Give all of the lines again, with nothing added or dropped.
○ ○ ○ ○
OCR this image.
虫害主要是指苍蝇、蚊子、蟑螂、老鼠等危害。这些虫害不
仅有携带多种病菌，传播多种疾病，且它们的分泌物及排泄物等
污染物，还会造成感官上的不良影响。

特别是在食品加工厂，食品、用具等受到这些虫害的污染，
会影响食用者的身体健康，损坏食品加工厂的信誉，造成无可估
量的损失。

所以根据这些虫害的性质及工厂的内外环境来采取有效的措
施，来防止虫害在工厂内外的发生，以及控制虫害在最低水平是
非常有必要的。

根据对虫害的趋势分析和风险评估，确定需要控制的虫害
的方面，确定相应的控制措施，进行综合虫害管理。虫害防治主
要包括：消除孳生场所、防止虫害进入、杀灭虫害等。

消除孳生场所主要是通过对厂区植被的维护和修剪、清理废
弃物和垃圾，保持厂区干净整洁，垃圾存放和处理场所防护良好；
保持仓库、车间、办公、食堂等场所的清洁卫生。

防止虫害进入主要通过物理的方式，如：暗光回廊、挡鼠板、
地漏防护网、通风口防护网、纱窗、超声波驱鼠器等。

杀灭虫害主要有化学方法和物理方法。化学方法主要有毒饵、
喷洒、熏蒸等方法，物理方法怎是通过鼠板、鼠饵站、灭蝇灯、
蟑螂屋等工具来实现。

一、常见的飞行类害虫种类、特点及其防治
○ ○ ○ ○
* **EXPECTED OUTPUT**
OCR this image.
虫害主要是指苍蝇、蚊子、蟑螂、老鼠等危害。这些虫害不
仅有携带多种病菌，传播多种疾病，且它们的分泌物及排泄物等
污染物，还会造成感官上的不良影响。

特别是在食品加工厂，食品、用具等受到这些虫害的污染，
会影响食用者的身体健康，损坏食品加工厂的信誉，造成无可估
量的损失。

所以根据这些虫害的性质及工厂的内外环境来采取有效的措
施，来防止虫害在工厂内外的发生，以及控制虫害在最低水平是
非常有必要的。

根据对虫害的趋势分析和风险评估，确定需要控制的虫害
的方面，确定相应的控制措施，进行综合虫害管理。虫害防治主
要包括：消除孳生场所、防止虫害进入、杀灭虫害等。

消除孳生场所主要是通过对厂区植被的维护和修剪、清理废
弃物和垃圾，保持厂区干净整洁，垃圾存放和处理场所防护良好；
保持仓库、车间、办公、食堂等场所的清洁卫生。

防止虫害进入主要通过物理的方式，如：暗光回廊、挡鼠板、
地漏防护网、通风口防护网、纱窗、超声波驱鼠器等。

杀灭虫害主要有化学方法和物理方法。化学方法主要有毒饵、
喷洒、熏蒸等方法，物理方法怎是通过鼠板、鼠饵站、灭蝇灯、
蟑螂屋等工具来实现。

一、常见的飞行类害虫种类、特点及其防治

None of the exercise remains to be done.